The problem:
Copy out all lines in the data below containing the string "document".
┌──
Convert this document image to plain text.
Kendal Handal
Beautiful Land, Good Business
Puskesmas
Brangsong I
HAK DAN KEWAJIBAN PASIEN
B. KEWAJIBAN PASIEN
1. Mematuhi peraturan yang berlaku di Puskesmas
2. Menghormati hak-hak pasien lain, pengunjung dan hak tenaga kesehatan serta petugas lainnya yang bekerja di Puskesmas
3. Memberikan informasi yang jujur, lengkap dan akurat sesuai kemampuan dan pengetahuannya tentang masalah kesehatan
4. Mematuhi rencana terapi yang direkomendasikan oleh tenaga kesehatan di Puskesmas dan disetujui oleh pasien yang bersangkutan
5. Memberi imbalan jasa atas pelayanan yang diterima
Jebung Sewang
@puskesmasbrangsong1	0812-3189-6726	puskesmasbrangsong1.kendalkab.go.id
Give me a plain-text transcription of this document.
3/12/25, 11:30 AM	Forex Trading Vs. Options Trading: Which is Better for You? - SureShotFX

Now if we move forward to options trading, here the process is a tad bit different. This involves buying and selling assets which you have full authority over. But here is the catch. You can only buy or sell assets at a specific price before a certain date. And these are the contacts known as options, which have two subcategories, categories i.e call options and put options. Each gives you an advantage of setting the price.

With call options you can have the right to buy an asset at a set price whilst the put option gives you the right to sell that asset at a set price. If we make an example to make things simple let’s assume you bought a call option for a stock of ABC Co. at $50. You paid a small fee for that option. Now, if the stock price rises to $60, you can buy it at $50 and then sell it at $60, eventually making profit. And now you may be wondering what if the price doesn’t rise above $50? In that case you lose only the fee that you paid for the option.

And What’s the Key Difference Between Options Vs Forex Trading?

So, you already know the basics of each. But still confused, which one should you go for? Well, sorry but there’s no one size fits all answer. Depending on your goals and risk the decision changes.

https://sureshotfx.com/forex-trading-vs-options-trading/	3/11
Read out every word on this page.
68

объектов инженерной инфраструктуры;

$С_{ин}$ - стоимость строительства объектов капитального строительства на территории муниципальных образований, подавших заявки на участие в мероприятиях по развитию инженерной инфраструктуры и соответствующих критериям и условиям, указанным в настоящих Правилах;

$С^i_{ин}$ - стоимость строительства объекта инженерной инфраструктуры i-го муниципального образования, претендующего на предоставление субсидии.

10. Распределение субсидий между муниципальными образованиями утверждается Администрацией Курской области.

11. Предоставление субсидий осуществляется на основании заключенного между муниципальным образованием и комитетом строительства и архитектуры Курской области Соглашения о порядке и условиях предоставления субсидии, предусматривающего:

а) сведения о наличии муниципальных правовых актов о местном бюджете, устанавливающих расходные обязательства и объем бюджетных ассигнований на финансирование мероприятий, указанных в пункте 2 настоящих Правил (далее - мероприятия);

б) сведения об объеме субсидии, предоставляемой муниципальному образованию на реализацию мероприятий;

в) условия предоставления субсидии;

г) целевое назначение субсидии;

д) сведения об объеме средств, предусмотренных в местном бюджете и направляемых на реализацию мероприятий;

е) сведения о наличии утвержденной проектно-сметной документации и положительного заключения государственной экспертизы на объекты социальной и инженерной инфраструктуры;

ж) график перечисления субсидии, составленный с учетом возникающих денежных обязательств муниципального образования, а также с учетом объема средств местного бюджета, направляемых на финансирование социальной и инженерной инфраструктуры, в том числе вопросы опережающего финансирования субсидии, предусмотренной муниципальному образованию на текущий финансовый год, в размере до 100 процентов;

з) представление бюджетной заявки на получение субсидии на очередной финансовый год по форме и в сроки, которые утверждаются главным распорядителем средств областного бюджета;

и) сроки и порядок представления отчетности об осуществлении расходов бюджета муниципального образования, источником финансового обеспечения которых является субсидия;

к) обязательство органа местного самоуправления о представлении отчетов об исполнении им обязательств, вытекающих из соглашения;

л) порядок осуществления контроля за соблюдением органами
└──
Finished exercise:
Convert this document image to plain text.
Give me a plain-text transcription of this document.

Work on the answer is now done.